- [SUPPLIED RECORDS]:
★ ★ ★
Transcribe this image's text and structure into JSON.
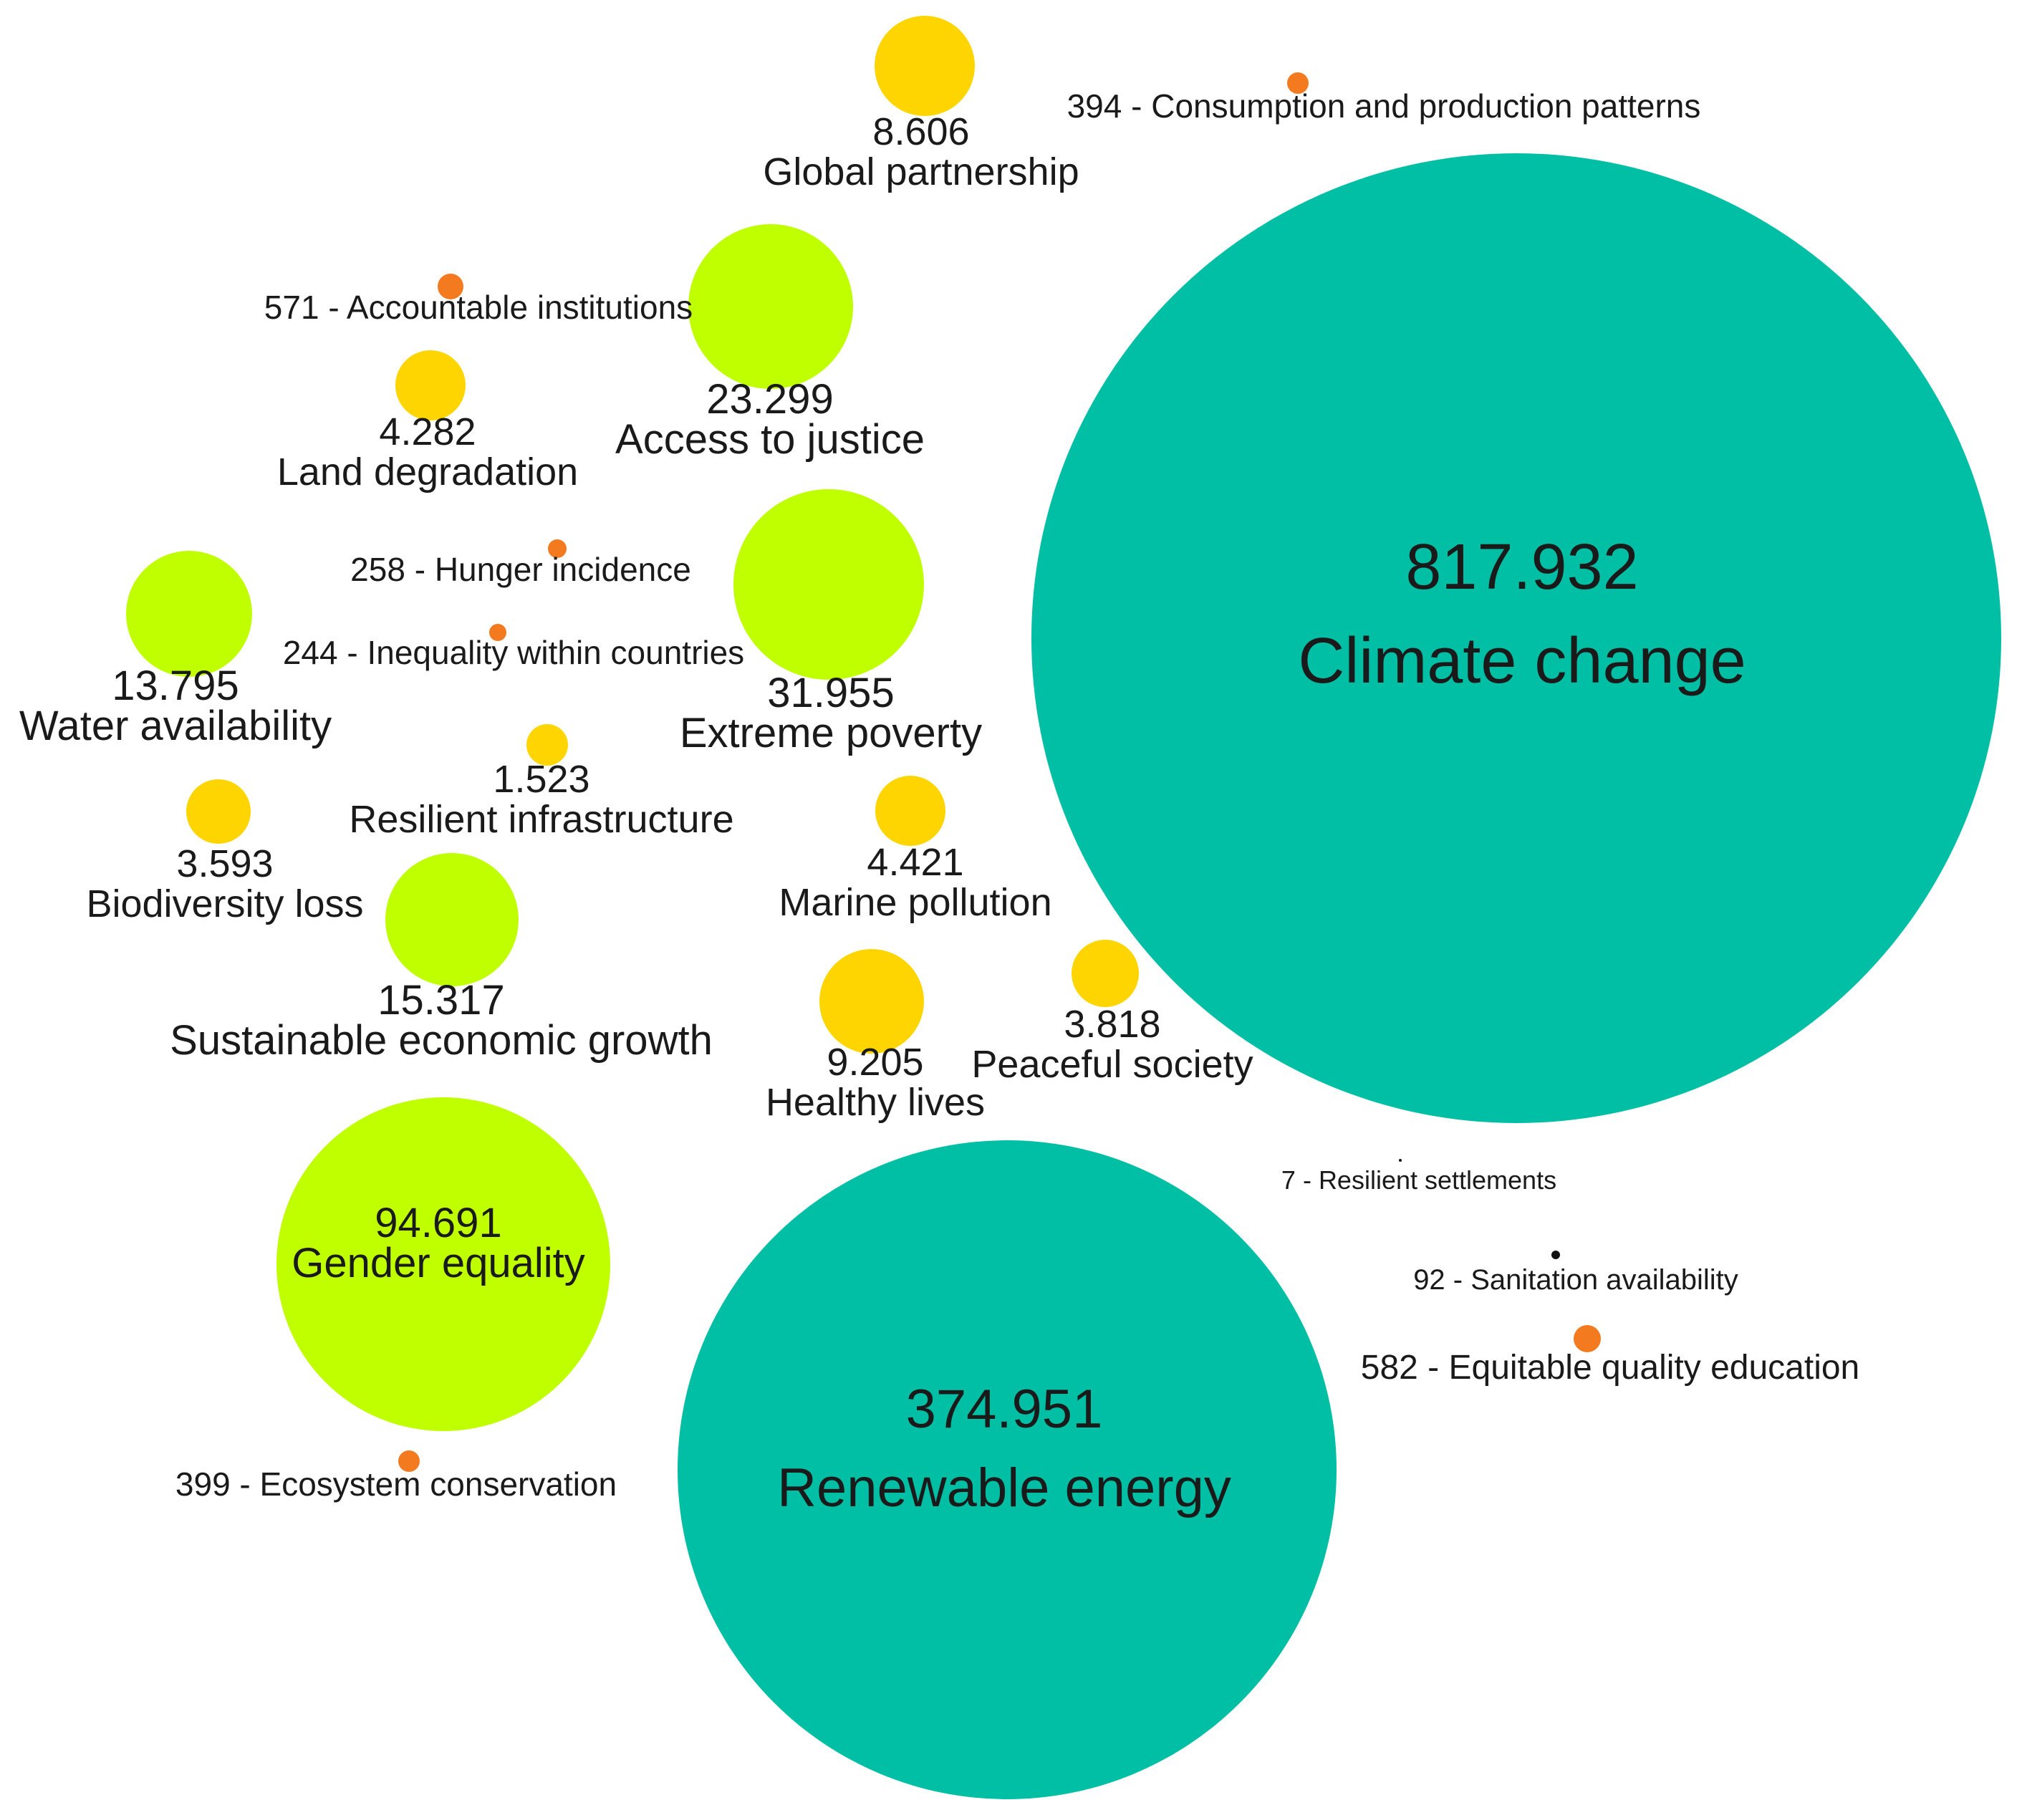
★ ★ ★
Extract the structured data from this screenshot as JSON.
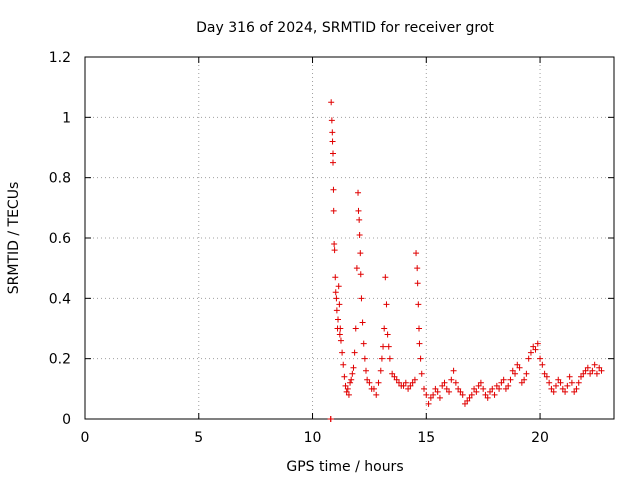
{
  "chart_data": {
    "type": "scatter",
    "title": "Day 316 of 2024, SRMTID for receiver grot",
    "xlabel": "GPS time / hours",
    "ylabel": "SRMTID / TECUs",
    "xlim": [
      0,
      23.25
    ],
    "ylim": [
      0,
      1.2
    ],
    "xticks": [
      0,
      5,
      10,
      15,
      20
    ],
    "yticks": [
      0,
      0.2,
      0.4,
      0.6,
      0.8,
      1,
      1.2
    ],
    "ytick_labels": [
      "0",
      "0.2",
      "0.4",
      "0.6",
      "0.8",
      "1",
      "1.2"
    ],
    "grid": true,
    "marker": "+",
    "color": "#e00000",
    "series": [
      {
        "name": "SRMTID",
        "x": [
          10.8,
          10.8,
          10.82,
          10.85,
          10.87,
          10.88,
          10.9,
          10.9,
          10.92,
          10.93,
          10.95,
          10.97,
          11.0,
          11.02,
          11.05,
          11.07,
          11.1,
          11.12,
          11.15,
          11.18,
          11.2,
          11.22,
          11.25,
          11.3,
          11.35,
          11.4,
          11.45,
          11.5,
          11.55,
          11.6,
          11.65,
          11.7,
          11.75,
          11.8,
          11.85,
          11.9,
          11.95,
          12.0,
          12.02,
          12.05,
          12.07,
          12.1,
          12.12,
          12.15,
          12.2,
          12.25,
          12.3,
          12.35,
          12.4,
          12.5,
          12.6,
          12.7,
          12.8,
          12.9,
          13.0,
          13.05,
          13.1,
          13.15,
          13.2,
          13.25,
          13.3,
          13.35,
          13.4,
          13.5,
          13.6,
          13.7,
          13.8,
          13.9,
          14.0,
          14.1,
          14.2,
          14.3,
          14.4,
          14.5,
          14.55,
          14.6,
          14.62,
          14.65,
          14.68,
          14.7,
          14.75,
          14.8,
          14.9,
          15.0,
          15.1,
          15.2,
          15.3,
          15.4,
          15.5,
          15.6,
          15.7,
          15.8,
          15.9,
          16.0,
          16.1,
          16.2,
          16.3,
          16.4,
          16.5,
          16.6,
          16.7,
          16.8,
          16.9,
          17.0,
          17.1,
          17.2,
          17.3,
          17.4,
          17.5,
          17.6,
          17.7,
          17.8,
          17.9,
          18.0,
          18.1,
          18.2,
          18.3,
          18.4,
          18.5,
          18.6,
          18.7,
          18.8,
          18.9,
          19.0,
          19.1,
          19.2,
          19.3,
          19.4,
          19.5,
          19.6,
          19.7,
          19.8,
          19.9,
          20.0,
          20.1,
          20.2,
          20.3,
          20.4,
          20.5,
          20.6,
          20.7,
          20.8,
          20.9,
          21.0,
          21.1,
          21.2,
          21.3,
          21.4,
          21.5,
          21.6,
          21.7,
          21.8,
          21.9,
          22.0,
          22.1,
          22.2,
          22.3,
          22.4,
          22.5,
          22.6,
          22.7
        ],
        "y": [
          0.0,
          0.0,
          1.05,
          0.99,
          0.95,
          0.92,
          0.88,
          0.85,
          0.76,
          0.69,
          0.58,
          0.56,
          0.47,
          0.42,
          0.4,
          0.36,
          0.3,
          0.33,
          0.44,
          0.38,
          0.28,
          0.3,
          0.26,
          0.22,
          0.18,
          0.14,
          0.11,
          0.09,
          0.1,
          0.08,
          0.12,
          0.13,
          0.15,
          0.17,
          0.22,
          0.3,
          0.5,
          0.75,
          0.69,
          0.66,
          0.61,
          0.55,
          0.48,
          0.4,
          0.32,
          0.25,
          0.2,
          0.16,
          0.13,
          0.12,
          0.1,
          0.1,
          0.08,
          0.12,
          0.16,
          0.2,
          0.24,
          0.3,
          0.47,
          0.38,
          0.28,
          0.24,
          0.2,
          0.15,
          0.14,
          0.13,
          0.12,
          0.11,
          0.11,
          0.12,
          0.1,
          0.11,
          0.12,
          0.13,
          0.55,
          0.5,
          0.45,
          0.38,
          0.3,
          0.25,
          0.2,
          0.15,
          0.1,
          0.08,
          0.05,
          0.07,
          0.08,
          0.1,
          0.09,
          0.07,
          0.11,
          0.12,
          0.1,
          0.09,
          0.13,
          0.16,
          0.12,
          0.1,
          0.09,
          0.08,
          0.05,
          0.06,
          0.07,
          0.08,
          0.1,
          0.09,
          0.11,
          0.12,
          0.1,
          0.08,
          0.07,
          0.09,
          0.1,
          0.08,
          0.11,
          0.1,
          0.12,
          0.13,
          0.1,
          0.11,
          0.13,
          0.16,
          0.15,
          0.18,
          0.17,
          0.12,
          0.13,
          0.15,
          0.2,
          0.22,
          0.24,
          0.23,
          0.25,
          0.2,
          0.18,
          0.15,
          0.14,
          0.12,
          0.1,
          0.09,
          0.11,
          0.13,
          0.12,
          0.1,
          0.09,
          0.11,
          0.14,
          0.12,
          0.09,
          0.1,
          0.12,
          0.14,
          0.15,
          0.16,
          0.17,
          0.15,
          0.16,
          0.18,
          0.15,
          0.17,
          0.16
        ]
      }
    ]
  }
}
★ ★ ★
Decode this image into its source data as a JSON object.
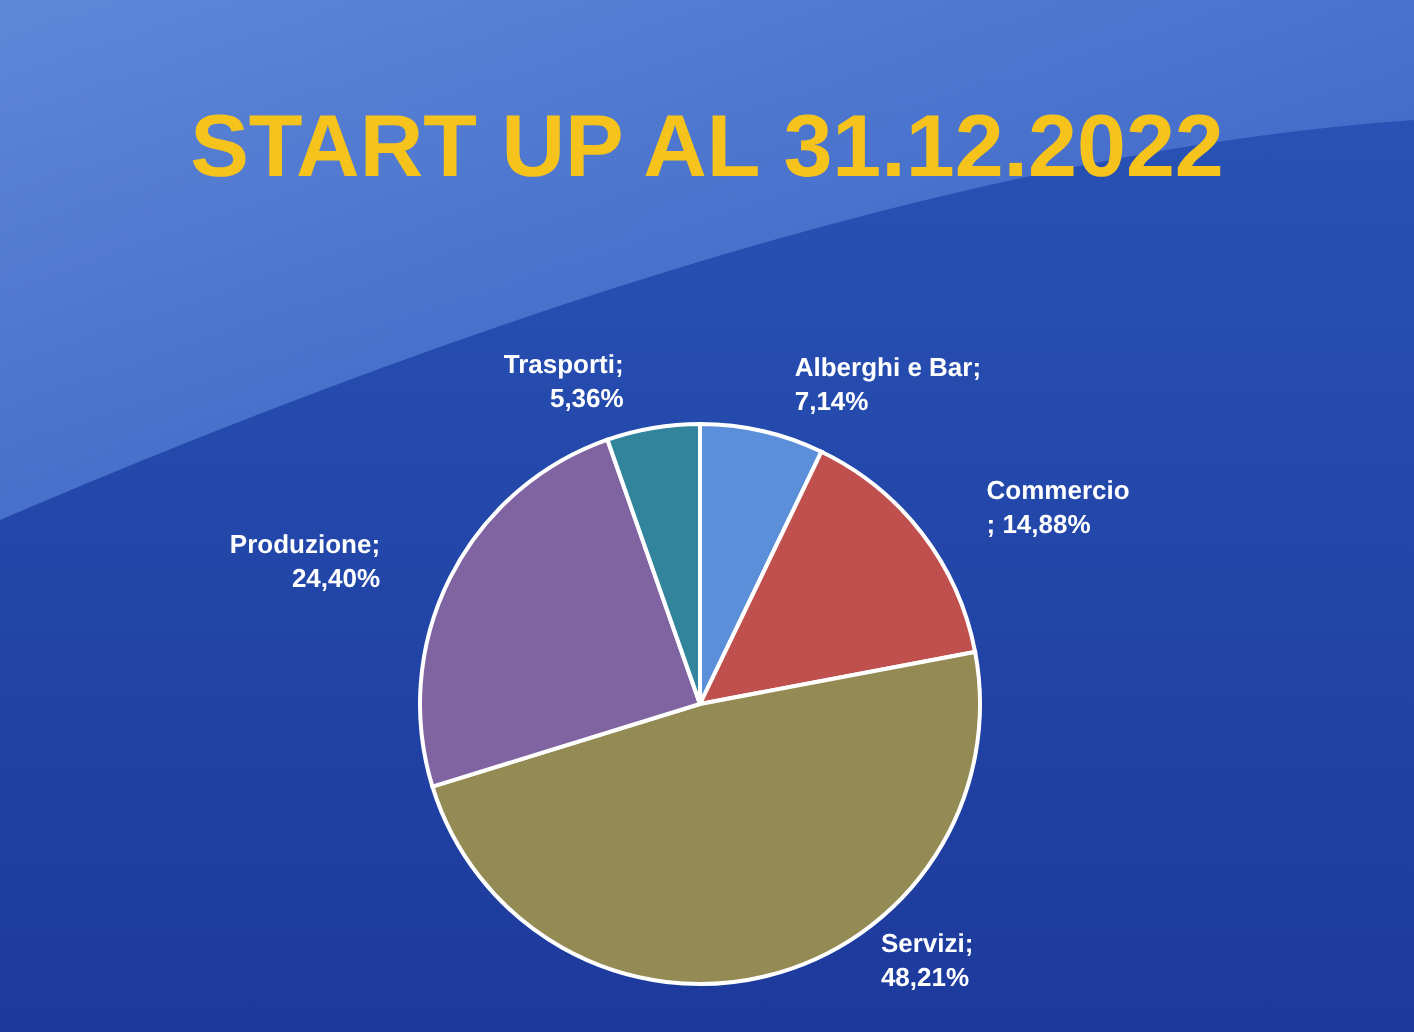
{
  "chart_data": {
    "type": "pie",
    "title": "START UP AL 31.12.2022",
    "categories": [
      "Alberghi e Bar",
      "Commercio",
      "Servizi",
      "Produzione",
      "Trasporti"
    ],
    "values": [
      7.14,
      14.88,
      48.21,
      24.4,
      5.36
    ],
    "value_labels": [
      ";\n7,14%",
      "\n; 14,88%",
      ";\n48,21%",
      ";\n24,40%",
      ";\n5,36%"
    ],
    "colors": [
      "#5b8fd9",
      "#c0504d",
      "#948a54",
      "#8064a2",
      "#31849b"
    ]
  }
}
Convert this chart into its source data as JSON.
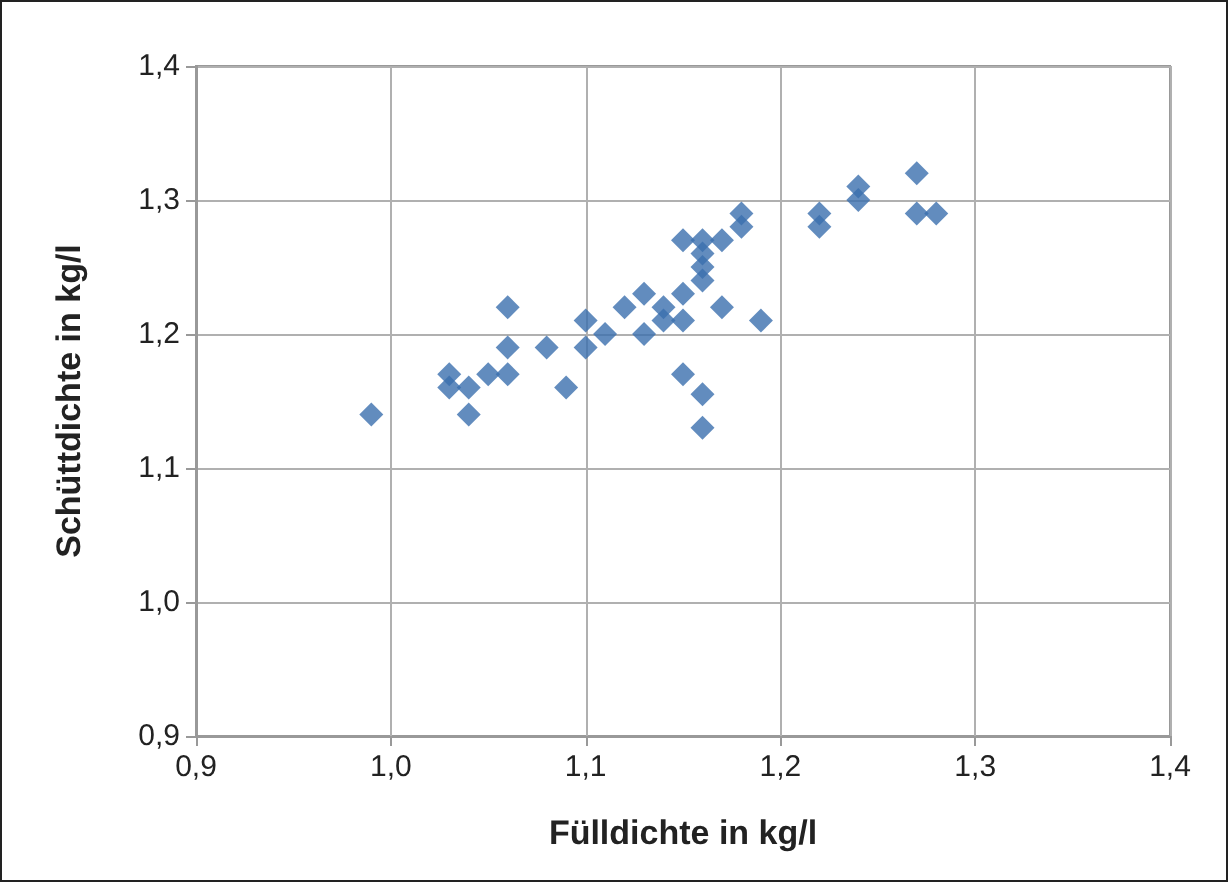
★ ★ ★
- [GIVEN PROBLEM]:
Begin at the line that has "Decode this image", stop after the line that has "Convert this chart", and reproduce every line between them exactly and nothing else. Pictures stay out of the copy.

- [SOLUTION BELOW]:
Decode this image into its source data as a JSON object.
{
  "chart_data": {
    "type": "pie",
    "title": "START UP AL 31.12.2022",
    "categories": [
      "Alberghi e Bar",
      "Commercio",
      "Servizi",
      "Produzione",
      "Trasporti"
    ],
    "values": [
      7.14,
      14.88,
      48.21,
      24.4,
      5.36
    ],
    "value_labels": [
      ";\n7,14%",
      "\n; 14,88%",
      ";\n48,21%",
      ";\n24,40%",
      ";\n5,36%"
    ],
    "colors": [
      "#5b8fd9",
      "#c0504d",
      "#948a54",
      "#8064a2",
      "#31849b"
    ]
  }
}
Convert this chart into its source data as JSON.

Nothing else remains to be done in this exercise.